Task input
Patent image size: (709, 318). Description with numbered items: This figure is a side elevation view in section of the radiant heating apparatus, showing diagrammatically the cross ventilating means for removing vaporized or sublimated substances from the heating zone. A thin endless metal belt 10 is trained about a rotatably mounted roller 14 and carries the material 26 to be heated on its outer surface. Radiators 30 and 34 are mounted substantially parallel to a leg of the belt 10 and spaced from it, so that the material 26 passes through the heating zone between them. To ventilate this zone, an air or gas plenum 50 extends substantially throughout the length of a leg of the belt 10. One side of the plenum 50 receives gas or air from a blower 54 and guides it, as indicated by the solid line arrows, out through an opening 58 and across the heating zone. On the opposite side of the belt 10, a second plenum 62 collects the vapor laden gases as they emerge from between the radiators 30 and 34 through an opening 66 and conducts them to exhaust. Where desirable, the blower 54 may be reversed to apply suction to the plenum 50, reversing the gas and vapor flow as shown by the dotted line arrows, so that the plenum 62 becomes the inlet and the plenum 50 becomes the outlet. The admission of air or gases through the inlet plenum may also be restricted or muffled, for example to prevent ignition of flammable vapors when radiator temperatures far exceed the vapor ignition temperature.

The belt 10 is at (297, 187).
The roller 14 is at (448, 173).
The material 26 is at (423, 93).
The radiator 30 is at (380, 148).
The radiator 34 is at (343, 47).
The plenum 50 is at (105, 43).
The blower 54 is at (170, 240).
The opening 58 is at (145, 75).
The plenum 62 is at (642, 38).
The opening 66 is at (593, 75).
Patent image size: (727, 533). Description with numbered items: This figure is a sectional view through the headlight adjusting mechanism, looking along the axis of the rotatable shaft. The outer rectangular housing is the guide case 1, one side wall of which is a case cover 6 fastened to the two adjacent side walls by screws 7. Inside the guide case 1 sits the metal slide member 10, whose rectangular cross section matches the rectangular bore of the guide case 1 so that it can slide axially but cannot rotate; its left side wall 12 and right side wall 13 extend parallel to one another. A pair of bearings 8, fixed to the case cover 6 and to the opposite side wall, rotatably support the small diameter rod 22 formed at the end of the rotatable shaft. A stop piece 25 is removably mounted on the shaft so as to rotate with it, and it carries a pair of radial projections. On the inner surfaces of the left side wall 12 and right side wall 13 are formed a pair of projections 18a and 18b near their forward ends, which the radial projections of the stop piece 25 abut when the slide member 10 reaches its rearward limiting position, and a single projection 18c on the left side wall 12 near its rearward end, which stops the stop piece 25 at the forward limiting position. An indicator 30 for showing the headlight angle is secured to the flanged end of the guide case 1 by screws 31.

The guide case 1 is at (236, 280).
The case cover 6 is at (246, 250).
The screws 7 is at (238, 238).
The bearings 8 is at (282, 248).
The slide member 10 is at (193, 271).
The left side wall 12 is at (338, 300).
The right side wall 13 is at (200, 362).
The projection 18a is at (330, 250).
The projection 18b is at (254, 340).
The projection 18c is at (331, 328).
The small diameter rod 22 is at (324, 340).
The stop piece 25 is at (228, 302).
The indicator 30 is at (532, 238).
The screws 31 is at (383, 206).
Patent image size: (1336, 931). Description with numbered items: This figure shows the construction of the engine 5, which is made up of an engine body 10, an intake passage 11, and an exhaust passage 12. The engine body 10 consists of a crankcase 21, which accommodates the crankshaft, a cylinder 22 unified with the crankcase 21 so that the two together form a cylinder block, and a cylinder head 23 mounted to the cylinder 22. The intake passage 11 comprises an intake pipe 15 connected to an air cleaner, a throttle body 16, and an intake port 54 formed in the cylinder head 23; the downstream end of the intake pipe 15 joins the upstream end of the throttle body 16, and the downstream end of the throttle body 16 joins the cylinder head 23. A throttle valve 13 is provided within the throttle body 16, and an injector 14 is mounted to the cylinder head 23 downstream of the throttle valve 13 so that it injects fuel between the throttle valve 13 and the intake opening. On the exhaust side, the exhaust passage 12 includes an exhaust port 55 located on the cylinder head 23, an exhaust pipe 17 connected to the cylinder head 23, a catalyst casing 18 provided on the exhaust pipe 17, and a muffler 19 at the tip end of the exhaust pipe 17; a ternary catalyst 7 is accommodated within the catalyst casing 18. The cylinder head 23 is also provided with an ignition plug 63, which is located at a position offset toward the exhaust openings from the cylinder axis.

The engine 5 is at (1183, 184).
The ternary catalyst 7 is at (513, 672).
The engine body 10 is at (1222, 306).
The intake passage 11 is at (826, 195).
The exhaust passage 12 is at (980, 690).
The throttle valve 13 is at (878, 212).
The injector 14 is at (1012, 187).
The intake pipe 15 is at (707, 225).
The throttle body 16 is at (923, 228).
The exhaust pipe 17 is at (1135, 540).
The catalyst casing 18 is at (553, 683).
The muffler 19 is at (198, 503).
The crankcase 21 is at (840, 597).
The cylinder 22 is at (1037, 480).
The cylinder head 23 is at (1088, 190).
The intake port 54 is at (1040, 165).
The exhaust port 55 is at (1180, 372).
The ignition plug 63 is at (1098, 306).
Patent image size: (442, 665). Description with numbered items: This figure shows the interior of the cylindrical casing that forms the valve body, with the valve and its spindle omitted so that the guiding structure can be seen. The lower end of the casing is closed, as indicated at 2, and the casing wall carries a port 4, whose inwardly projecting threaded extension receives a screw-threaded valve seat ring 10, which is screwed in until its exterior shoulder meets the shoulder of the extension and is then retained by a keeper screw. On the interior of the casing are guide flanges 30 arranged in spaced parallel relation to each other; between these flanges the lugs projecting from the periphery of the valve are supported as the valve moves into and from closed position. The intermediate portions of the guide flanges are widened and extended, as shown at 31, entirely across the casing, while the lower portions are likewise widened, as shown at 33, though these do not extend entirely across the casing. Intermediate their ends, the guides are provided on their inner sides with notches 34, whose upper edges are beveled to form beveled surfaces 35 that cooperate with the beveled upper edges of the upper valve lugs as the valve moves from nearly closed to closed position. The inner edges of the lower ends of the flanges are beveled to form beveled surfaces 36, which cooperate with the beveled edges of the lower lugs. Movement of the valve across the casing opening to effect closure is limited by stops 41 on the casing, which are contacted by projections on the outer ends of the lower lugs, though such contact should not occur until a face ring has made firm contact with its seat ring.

Work to do
Convert the material above, from its first line through the line containing "The opening 66 is at (593, 75).", into a Markdown table with the columns Row and Line, numbering each row and leaving out blank lines.

Correct response
| Row | Line |
|---|---|
| 1 | Patent image size: (709, 318). Description with numbered items: This figure is a side elevation view in section of the radiant heating apparatus, showing diagrammatically the cross ventilating means for removing vaporized or sublimated substances from the heating zone. A thin endless metal belt 10 is trained about a rotatably mounted roller 14 and carries the material 26 to be heated on its outer surface. Radiators 30 and 34 are mounted substantially parallel to a leg of the belt 10 and spaced from it, so that the material 26 passes through the heating zone between them. To ventilate this zone, an air or gas plenum 50 extends substantially throughout the length of a leg of the belt 10. One side of the plenum 50 receives gas or air from a blower 54 and guides it, as indicated by the solid line arrows, out through an opening 58 and across the heating zone. On the opposite side of the belt 10, a second plenum 62 collects the vapor laden gases as they emerge from between the radiators 30 and 34 through an opening 66 and conducts them to exhaust. Where desirable, the blower 54 may be reversed to apply suction to the plenum 50, reversing the gas and vapor flow as shown by the dotted line arrows, so that the plenum 62 becomes the inlet and the plenum 50 becomes the outlet. The admission of air or gases through the inlet plenum may also be restricted or muffled, for example to prevent ignition of flammable vapors when radiator temperatures far exceed the vapor ignition temperature. |
| 2 | The belt 10 is at (297, 187). |
| 3 | The roller 14 is at (448, 173). |
| 4 | The material 26 is at (423, 93). |
| 5 | The radiator 30 is at (380, 148). |
| 6 | The radiator 34 is at (343, 47). |
| 7 | The plenum 50 is at (105, 43). |
| 8 | The blower 54 is at (170, 240). |
| 9 | The opening 58 is at (145, 75). |
| 10 | The plenum 62 is at (642, 38). |
| 11 | The opening 66 is at (593, 75). |